:: Problem ::
Pictures do not belong in your copy. Repeat all the other data exactly.

:: Record extracts ::
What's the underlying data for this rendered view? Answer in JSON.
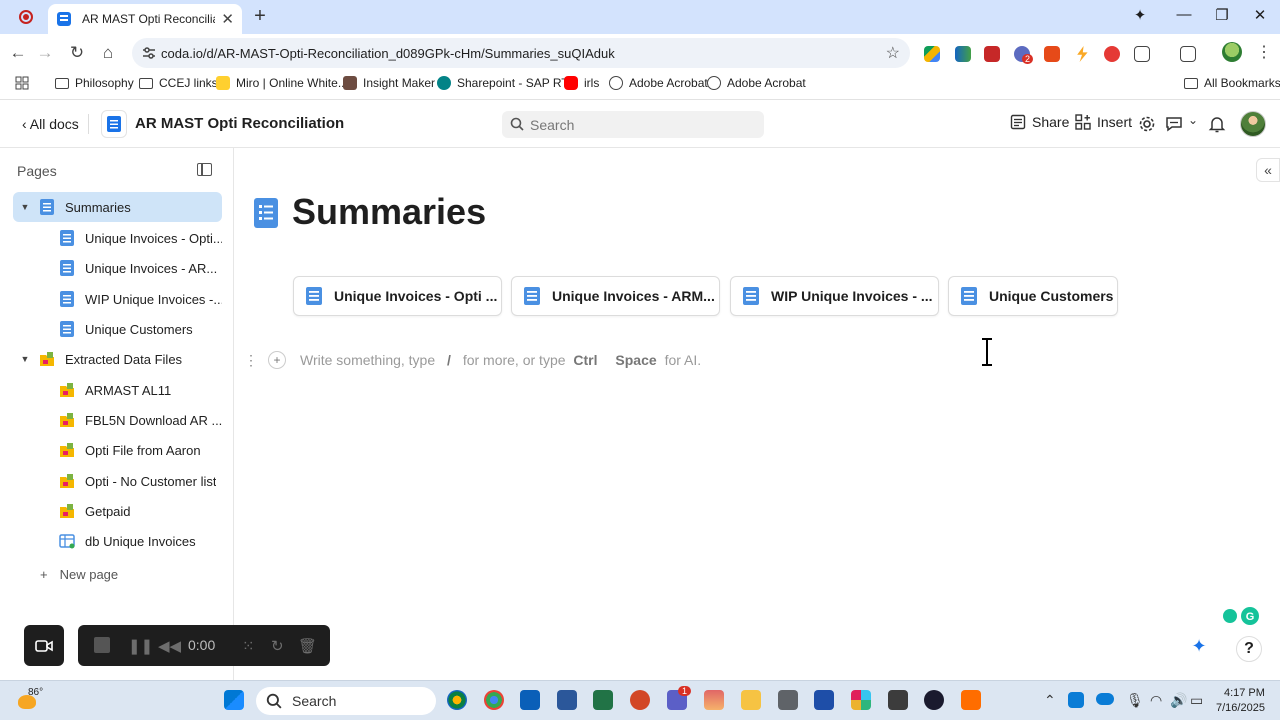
{
  "browser": {
    "tab_title": "AR MAST Opti Reconciliation · S",
    "url": "coda.io/d/AR-MAST-Opti-Reconciliation_d089GPk-cHm/Summaries_suQIAduk",
    "bookmarks": [
      "Philosophy",
      "CCEJ links",
      "Miro | Online White...",
      "Insight Maker",
      "Sharepoint - SAP RTR",
      "irls",
      "Adobe Acrobat",
      "Adobe Acrobat"
    ],
    "all_bookmarks": "All Bookmarks",
    "extension_badge": "2"
  },
  "header": {
    "all_docs": "All docs",
    "doc_title": "AR MAST Opti Reconciliation",
    "search_placeholder": "Search",
    "share": "Share",
    "insert": "Insert",
    "chevron": "⌄"
  },
  "sidebar": {
    "pages_label": "Pages",
    "items": [
      {
        "label": "Summaries",
        "level": 0,
        "expanded": true,
        "active": true,
        "icon": "doc-page-icon"
      },
      {
        "label": "Unique Invoices - Opti...",
        "level": 1,
        "icon": "doc-page-icon"
      },
      {
        "label": "Unique Invoices - AR...",
        "level": 1,
        "icon": "doc-page-icon"
      },
      {
        "label": "WIP Unique Invoices -...",
        "level": 1,
        "icon": "doc-page-icon"
      },
      {
        "label": "Unique Customers",
        "level": 1,
        "icon": "doc-page-icon"
      },
      {
        "label": "Extracted Data Files",
        "level": 0,
        "expanded": true,
        "icon": "data-file-icon"
      },
      {
        "label": "ARMAST AL11",
        "level": 1,
        "icon": "data-file-icon"
      },
      {
        "label": "FBL5N Download AR ...",
        "level": 1,
        "icon": "data-file-icon"
      },
      {
        "label": "Opti File from Aaron",
        "level": 1,
        "icon": "data-file-icon"
      },
      {
        "label": "Opti - No Customer list",
        "level": 1,
        "icon": "data-file-icon"
      },
      {
        "label": "Getpaid",
        "level": 1,
        "icon": "data-file-icon"
      },
      {
        "label": "db Unique Invoices",
        "level": 1,
        "icon": "table-icon"
      }
    ],
    "new_page": "New page"
  },
  "main": {
    "page_title": "Summaries",
    "cards": [
      {
        "label": "Unique Invoices - Opti ..."
      },
      {
        "label": "Unique Invoices - ARM..."
      },
      {
        "label": "WIP Unique Invoices - ..."
      },
      {
        "label": "Unique Customers"
      }
    ],
    "placeholder": {
      "part1": "Write something, type",
      "slash": "/",
      "part2": "for more, or type",
      "key1": "Ctrl",
      "key2": "Space",
      "part3": "for AI."
    }
  },
  "recorder": {
    "time": "0:00"
  },
  "taskbar": {
    "weather": "86°",
    "search": "Search",
    "teams_badge": "1",
    "time": "4:17 PM",
    "date": "7/16/2025"
  },
  "colors": {
    "tab_bar": "#d3e3fd",
    "active_nav": "#cfe4f8",
    "accent_blue": "#1a73e8"
  }
}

:: Answer in full ::
What's the underlying data for this rendered view? Answer in JSON.
{
  "browser": {
    "tab_title": "AR MAST Opti Reconciliation · S",
    "url": "coda.io/d/AR-MAST-Opti-Reconciliation_d089GPk-cHm/Summaries_suQIAduk",
    "bookmarks": [
      "Philosophy",
      "CCEJ links",
      "Miro | Online White...",
      "Insight Maker",
      "Sharepoint - SAP RTR",
      "irls",
      "Adobe Acrobat",
      "Adobe Acrobat"
    ],
    "all_bookmarks": "All Bookmarks",
    "extension_badge": "2"
  },
  "header": {
    "all_docs": "All docs",
    "doc_title": "AR MAST Opti Reconciliation",
    "search_placeholder": "Search",
    "share": "Share",
    "insert": "Insert",
    "chevron": "⌄"
  },
  "sidebar": {
    "pages_label": "Pages",
    "items": [
      {
        "label": "Summaries",
        "level": 0,
        "expanded": true,
        "active": true,
        "icon": "doc-page-icon"
      },
      {
        "label": "Unique Invoices - Opti...",
        "level": 1,
        "icon": "doc-page-icon"
      },
      {
        "label": "Unique Invoices - AR...",
        "level": 1,
        "icon": "doc-page-icon"
      },
      {
        "label": "WIP Unique Invoices -...",
        "level": 1,
        "icon": "doc-page-icon"
      },
      {
        "label": "Unique Customers",
        "level": 1,
        "icon": "doc-page-icon"
      },
      {
        "label": "Extracted Data Files",
        "level": 0,
        "expanded": true,
        "icon": "data-file-icon"
      },
      {
        "label": "ARMAST AL11",
        "level": 1,
        "icon": "data-file-icon"
      },
      {
        "label": "FBL5N Download AR ...",
        "level": 1,
        "icon": "data-file-icon"
      },
      {
        "label": "Opti File from Aaron",
        "level": 1,
        "icon": "data-file-icon"
      },
      {
        "label": "Opti - No Customer list",
        "level": 1,
        "icon": "data-file-icon"
      },
      {
        "label": "Getpaid",
        "level": 1,
        "icon": "data-file-icon"
      },
      {
        "label": "db Unique Invoices",
        "level": 1,
        "icon": "table-icon"
      }
    ],
    "new_page": "New page"
  },
  "main": {
    "page_title": "Summaries",
    "cards": [
      {
        "label": "Unique Invoices - Opti ..."
      },
      {
        "label": "Unique Invoices - ARM..."
      },
      {
        "label": "WIP Unique Invoices - ..."
      },
      {
        "label": "Unique Customers"
      }
    ],
    "placeholder": {
      "part1": "Write something, type",
      "slash": "/",
      "part2": "for more, or type",
      "key1": "Ctrl",
      "key2": "Space",
      "part3": "for AI."
    }
  },
  "recorder": {
    "time": "0:00"
  },
  "taskbar": {
    "weather": "86°",
    "search": "Search",
    "teams_badge": "1",
    "time": "4:17 PM",
    "date": "7/16/2025"
  },
  "colors": {
    "tab_bar": "#d3e3fd",
    "active_nav": "#cfe4f8",
    "accent_blue": "#1a73e8"
  }
}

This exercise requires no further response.